GOAL OF THE EXERCISE →
Copy out every record precisely.

= = = = =

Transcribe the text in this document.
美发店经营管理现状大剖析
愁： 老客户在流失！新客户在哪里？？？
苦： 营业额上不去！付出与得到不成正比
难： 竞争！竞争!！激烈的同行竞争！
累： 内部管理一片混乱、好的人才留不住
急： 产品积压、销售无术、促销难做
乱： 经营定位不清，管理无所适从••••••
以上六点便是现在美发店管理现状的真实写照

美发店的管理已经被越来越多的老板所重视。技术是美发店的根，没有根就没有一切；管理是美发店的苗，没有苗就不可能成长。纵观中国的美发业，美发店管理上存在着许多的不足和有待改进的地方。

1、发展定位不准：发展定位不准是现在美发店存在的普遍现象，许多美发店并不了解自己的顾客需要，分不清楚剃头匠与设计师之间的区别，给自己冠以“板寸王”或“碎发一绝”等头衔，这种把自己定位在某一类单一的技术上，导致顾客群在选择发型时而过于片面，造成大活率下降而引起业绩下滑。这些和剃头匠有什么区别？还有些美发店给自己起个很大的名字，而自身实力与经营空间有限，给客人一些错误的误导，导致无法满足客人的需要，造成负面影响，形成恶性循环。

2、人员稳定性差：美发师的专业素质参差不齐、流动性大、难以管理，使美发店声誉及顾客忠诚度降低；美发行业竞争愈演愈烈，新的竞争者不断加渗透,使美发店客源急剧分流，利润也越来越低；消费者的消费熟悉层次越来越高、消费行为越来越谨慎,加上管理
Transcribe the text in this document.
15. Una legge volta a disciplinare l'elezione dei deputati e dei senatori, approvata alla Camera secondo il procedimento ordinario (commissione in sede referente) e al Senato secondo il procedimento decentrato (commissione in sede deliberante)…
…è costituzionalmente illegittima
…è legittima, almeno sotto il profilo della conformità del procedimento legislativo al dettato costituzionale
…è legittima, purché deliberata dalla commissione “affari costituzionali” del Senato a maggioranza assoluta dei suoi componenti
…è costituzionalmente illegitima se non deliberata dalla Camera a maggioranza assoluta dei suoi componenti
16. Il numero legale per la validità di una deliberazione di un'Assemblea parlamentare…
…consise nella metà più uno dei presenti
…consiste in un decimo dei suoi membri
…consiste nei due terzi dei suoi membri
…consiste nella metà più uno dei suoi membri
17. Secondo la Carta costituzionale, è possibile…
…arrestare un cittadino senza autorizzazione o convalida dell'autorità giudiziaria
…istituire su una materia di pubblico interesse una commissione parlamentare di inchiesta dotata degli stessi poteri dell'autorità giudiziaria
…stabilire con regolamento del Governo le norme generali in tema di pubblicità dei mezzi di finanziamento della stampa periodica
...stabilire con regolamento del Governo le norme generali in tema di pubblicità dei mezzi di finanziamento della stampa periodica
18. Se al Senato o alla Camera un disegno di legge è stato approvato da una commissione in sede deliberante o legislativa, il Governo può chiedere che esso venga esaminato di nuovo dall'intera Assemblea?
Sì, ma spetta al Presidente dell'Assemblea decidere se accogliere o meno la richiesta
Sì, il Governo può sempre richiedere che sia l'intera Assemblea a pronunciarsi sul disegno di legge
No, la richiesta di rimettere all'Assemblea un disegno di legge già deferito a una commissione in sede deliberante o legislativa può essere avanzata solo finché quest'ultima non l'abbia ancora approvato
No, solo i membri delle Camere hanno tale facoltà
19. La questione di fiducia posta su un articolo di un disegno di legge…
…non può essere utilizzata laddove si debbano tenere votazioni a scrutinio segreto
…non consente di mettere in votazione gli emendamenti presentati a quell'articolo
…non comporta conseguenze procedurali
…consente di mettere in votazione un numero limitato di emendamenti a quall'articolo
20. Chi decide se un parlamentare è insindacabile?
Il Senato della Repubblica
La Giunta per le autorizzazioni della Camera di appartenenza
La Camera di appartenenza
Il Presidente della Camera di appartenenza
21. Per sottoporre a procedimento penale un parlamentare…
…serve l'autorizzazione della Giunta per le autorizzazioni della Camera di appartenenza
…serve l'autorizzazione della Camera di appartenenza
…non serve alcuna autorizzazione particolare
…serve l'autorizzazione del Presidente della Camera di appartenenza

= = = = =

WORKED ANSWER →
Transcribe the text in this document.
美发店经营管理现状大剖析
愁： 老客户在流失！新客户在哪里？？？
苦： 营业额上不去！付出与得到不成正比
难： 竞争！竞争!！激烈的同行竞争！
累： 内部管理一片混乱、好的人才留不住
急： 产品积压、销售无术、促销难做
乱： 经营定位不清，管理无所适从••••••
以上六点便是现在美发店管理现状的真实写照

美发店的管理已经被越来越多的老板所重视。技术是美发店的根，没有根就没有一切；管理是美发店的苗，没有苗就不可能成长。纵观中国的美发业，美发店管理上存在着许多的不足和有待改进的地方。

1、发展定位不准：发展定位不准是现在美发店存在的普遍现象，许多美发店并不了解自己的顾客需要，分不清楚剃头匠与设计师之间的区别，给自己冠以“板寸王”或“碎发一绝”等头衔，这种把自己定位在某一类单一的技术上，导致顾客群在选择发型时而过于片面，造成大活率下降而引起业绩下滑。这些和剃头匠有什么区别？还有些美发店给自己起个很大的名字，而自身实力与经营空间有限，给客人一些错误的误导，导致无法满足客人的需要，造成负面影响，形成恶性循环。

2、人员稳定性差：美发师的专业素质参差不齐、流动性大、难以管理，使美发店声誉及顾客忠诚度降低；美发行业竞争愈演愈烈，新的竞争者不断加渗透,使美发店客源急剧分流，利润也越来越低；消费者的消费熟悉层次越来越高、消费行为越来越谨慎,加上管理
Transcribe the text in this document.
15. Una legge volta a disciplinare l'elezione dei deputati e dei senatori, approvata alla Camera secondo il procedimento ordinario (commissione in sede referente) e al Senato secondo il procedimento decentrato (commissione in sede deliberante)…
…è costituzionalmente illegittima
…è legittima, almeno sotto il profilo della conformità del procedimento legislativo al dettato costituzionale
…è legittima, purché deliberata dalla commissione “affari costituzionali” del Senato a maggioranza assoluta dei suoi componenti
…è costituzionalmente illegitima se non deliberata dalla Camera a maggioranza assoluta dei suoi componenti
16. Il numero legale per la validità di una deliberazione di un'Assemblea parlamentare…
…consise nella metà più uno dei presenti
…consiste in un decimo dei suoi membri
…consiste nei due terzi dei suoi membri
…consiste nella metà più uno dei suoi membri
17. Secondo la Carta costituzionale, è possibile…
…arrestare un cittadino senza autorizzazione o convalida dell'autorità giudiziaria
…istituire su una materia di pubblico interesse una commissione parlamentare di inchiesta dotata degli stessi poteri dell'autorità giudiziaria
…stabilire con regolamento del Governo le norme generali in tema di pubblicità dei mezzi di finanziamento della stampa periodica
...stabilire con regolamento del Governo le norme generali in tema di pubblicità dei mezzi di finanziamento della stampa periodica
18. Se al Senato o alla Camera un disegno di legge è stato approvato da una commissione in sede deliberante o legislativa, il Governo può chiedere che esso venga esaminato di nuovo dall'intera Assemblea?
Sì, ma spetta al Presidente dell'Assemblea decidere se accogliere o meno la richiesta
Sì, il Governo può sempre richiedere che sia l'intera Assemblea a pronunciarsi sul disegno di legge
No, la richiesta di rimettere all'Assemblea un disegno di legge già deferito a una commissione in sede deliberante o legislativa può essere avanzata solo finché quest'ultima non l'abbia ancora approvato
No, solo i membri delle Camere hanno tale facoltà
19. La questione di fiducia posta su un articolo di un disegno di legge…
…non può essere utilizzata laddove si debbano tenere votazioni a scrutinio segreto
…non consente di mettere in votazione gli emendamenti presentati a quell'articolo
…non comporta conseguenze procedurali
…consente di mettere in votazione un numero limitato di emendamenti a quall'articolo
20. Chi decide se un parlamentare è insindacabile?
Il Senato della Repubblica
La Giunta per le autorizzazioni della Camera di appartenenza
La Camera di appartenenza
Il Presidente della Camera di appartenenza
21. Per sottoporre a procedimento penale un parlamentare…
…serve l'autorizzazione della Giunta per le autorizzazioni della Camera di appartenenza
…serve l'autorizzazione della Camera di appartenenza
…non serve alcuna autorizzazione particolare
…serve l'autorizzazione del Presidente della Camera di appartenenza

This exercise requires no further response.